■ Problem description
Can you reproduce each of the entries below exactly as it appears?

■ Dataset rows
----------------------------------------
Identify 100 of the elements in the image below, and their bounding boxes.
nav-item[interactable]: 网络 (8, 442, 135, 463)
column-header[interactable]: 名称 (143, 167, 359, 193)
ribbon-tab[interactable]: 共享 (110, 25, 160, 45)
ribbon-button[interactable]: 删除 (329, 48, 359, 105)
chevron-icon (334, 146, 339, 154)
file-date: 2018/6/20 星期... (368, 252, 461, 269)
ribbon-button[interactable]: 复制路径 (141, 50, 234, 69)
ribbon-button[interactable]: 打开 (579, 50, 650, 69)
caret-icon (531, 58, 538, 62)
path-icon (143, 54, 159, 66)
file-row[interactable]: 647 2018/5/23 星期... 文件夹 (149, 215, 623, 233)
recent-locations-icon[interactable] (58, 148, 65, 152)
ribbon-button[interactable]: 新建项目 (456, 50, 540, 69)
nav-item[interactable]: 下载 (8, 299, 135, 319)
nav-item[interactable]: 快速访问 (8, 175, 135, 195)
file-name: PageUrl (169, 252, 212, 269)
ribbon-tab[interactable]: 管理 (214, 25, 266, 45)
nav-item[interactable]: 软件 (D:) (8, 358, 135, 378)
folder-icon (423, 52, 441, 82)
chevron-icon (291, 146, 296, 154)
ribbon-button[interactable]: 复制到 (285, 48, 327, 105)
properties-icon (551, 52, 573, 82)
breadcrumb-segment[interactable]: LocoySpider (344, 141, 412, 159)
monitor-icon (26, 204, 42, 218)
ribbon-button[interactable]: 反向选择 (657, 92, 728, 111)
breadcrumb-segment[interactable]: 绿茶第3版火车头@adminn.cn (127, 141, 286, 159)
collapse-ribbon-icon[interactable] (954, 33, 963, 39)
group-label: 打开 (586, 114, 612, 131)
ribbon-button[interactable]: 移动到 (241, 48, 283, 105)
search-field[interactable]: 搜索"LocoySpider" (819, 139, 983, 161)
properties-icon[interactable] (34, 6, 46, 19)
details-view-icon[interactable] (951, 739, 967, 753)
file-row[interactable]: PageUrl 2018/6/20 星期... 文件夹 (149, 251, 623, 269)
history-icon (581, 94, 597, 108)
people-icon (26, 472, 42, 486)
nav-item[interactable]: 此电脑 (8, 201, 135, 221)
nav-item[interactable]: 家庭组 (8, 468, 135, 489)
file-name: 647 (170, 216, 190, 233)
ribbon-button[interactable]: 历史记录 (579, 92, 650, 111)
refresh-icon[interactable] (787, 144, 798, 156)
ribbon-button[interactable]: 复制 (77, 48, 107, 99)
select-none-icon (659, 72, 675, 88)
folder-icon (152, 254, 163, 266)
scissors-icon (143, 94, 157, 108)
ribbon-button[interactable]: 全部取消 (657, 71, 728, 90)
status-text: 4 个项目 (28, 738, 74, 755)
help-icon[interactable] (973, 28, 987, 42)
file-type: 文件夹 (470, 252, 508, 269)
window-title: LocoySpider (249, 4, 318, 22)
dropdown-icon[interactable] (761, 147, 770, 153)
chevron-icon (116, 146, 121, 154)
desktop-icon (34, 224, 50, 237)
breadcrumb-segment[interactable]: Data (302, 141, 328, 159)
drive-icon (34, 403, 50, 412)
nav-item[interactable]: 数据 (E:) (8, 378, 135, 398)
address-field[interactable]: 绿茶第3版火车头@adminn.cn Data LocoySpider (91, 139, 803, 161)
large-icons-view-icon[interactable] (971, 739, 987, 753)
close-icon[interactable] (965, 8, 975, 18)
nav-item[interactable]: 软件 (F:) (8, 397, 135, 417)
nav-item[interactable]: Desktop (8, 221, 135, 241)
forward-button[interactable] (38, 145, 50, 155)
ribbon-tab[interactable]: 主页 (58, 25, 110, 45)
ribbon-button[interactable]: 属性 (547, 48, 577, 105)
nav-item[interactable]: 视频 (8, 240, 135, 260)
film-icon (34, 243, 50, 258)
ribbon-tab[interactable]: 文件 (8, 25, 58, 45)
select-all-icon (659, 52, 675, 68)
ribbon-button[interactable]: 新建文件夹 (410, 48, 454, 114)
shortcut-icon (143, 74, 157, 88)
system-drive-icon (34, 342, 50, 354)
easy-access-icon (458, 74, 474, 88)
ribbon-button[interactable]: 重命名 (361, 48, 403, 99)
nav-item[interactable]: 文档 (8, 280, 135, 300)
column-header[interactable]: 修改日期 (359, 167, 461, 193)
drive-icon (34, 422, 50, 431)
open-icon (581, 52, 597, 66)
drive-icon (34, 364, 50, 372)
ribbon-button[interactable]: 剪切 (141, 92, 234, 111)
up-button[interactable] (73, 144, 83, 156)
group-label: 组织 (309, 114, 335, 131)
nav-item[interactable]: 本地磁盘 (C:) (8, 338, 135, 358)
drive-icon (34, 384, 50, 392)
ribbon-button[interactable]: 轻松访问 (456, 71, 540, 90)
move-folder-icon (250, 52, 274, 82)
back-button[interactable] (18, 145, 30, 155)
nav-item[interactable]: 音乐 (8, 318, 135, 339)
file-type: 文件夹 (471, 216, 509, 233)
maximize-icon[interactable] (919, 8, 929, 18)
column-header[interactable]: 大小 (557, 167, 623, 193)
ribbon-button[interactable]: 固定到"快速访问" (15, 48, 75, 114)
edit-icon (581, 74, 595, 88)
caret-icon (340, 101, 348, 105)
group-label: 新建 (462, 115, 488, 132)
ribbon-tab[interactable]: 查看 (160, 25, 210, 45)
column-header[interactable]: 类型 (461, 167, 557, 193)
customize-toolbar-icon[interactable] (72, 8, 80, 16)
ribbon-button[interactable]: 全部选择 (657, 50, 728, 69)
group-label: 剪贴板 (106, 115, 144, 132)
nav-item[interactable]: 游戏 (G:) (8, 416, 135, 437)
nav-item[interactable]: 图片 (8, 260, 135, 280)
----------------------------------------
■ Exercise solution
Identify 100 of the elements in the image below, and their bounding boxes.
nav-item[interactable]: 网络 (8, 442, 135, 463)
column-header[interactable]: 名称 (143, 167, 359, 193)
ribbon-tab[interactable]: 共享 (110, 25, 160, 45)
ribbon-button[interactable]: 删除 (329, 48, 359, 105)
chevron-icon (334, 146, 339, 154)
file-date: 2018/6/20 星期... (368, 252, 461, 269)
ribbon-button[interactable]: 复制路径 (141, 50, 234, 69)
ribbon-button[interactable]: 打开 (579, 50, 650, 69)
caret-icon (531, 58, 538, 62)
path-icon (143, 54, 159, 66)
file-row[interactable]: 647 2018/5/23 星期... 文件夹 (149, 215, 623, 233)
recent-locations-icon[interactable] (58, 148, 65, 152)
ribbon-button[interactable]: 新建项目 (456, 50, 540, 69)
nav-item[interactable]: 下载 (8, 299, 135, 319)
nav-item[interactable]: 快速访问 (8, 175, 135, 195)
file-name: PageUrl (169, 252, 212, 269)
ribbon-tab[interactable]: 管理 (214, 25, 266, 45)
nav-item[interactable]: 软件 (D:) (8, 358, 135, 378)
folder-icon (423, 52, 441, 82)
chevron-icon (291, 146, 296, 154)
ribbon-button[interactable]: 复制到 (285, 48, 327, 105)
properties-icon (551, 52, 573, 82)
breadcrumb-segment[interactable]: LocoySpider (344, 141, 412, 159)
monitor-icon (26, 204, 42, 218)
ribbon-button[interactable]: 反向选择 (657, 92, 728, 111)
breadcrumb-segment[interactable]: 绿茶第3版火车头@adminn.cn (127, 141, 286, 159)
collapse-ribbon-icon[interactable] (954, 33, 963, 39)
group-label: 打开 (586, 114, 612, 131)
ribbon-button[interactable]: 移动到 (241, 48, 283, 105)
search-field[interactable]: 搜索"LocoySpider" (819, 139, 983, 161)
properties-icon[interactable] (34, 6, 46, 19)
details-view-icon[interactable] (951, 739, 967, 753)
file-row[interactable]: PageUrl 2018/6/20 星期... 文件夹 (149, 251, 623, 269)
history-icon (581, 94, 597, 108)
people-icon (26, 472, 42, 486)
nav-item[interactable]: 此电脑 (8, 201, 135, 221)
nav-item[interactable]: 家庭组 (8, 468, 135, 489)
file-name: 647 (170, 216, 190, 233)
ribbon-button[interactable]: 历史记录 (579, 92, 650, 111)
refresh-icon[interactable] (787, 144, 798, 156)
ribbon-button[interactable]: 复制 (77, 48, 107, 99)
select-none-icon (659, 72, 675, 88)
folder-icon (152, 254, 163, 266)
scissors-icon (143, 94, 157, 108)
ribbon-button[interactable]: 全部取消 (657, 71, 728, 90)
status-text: 4 个项目 (28, 738, 74, 755)
help-icon[interactable] (973, 28, 987, 42)
file-type: 文件夹 (470, 252, 508, 269)
window-title: LocoySpider (249, 4, 318, 22)
dropdown-icon[interactable] (761, 147, 770, 153)
chevron-icon (116, 146, 121, 154)
desktop-icon (34, 224, 50, 237)
breadcrumb-segment[interactable]: Data (302, 141, 328, 159)
drive-icon (34, 403, 50, 412)
nav-item[interactable]: 数据 (E:) (8, 378, 135, 398)
address-field[interactable]: 绿茶第3版火车头@adminn.cn Data LocoySpider (91, 139, 803, 161)
large-icons-view-icon[interactable] (971, 739, 987, 753)
close-icon[interactable] (965, 8, 975, 18)
nav-item[interactable]: 软件 (F:) (8, 397, 135, 417)
nav-item[interactable]: Desktop (8, 221, 135, 241)
forward-button[interactable] (38, 145, 50, 155)
ribbon-tab[interactable]: 主页 (58, 25, 110, 45)
ribbon-button[interactable]: 属性 (547, 48, 577, 105)
nav-item[interactable]: 视频 (8, 240, 135, 260)
film-icon (34, 243, 50, 258)
ribbon-tab[interactable]: 文件 (8, 25, 58, 45)
select-all-icon (659, 52, 675, 68)
ribbon-button[interactable]: 新建文件夹 (410, 48, 454, 114)
shortcut-icon (143, 74, 157, 88)
system-drive-icon (34, 342, 50, 354)
easy-access-icon (458, 74, 474, 88)
ribbon-button[interactable]: 重命名 (361, 48, 403, 99)
nav-item[interactable]: 文档 (8, 280, 135, 300)
column-header[interactable]: 修改日期 (359, 167, 461, 193)
drive-icon (34, 422, 50, 431)
open-icon (581, 52, 597, 66)
drive-icon (34, 364, 50, 372)
ribbon-button[interactable]: 剪切 (141, 92, 234, 111)
up-button[interactable] (73, 144, 83, 156)
group-label: 组织 (309, 114, 335, 131)
nav-item[interactable]: 本地磁盘 (C:) (8, 338, 135, 358)
drive-icon (34, 384, 50, 392)
ribbon-button[interactable]: 轻松访问 (456, 71, 540, 90)
move-folder-icon (250, 52, 274, 82)
back-button[interactable] (18, 145, 30, 155)
nav-item[interactable]: 音乐 (8, 318, 135, 339)
file-type: 文件夹 (471, 216, 509, 233)
maximize-icon[interactable] (919, 8, 929, 18)
column-header[interactable]: 大小 (557, 167, 623, 193)
ribbon-button[interactable]: 固定到"快速访问" (15, 48, 75, 114)
edit-icon (581, 74, 595, 88)
caret-icon (340, 101, 348, 105)
group-label: 新建 (462, 115, 488, 132)
ribbon-tab[interactable]: 查看 (160, 25, 210, 45)
column-header[interactable]: 类型 (461, 167, 557, 193)
customize-toolbar-icon[interactable] (72, 8, 80, 16)
ribbon-button[interactable]: 全部选择 (657, 50, 728, 69)
group-label: 剪贴板 (106, 115, 144, 132)
nav-item[interactable]: 游戏 (G:) (8, 416, 135, 437)
nav-item[interactable]: 图片 (8, 260, 135, 280)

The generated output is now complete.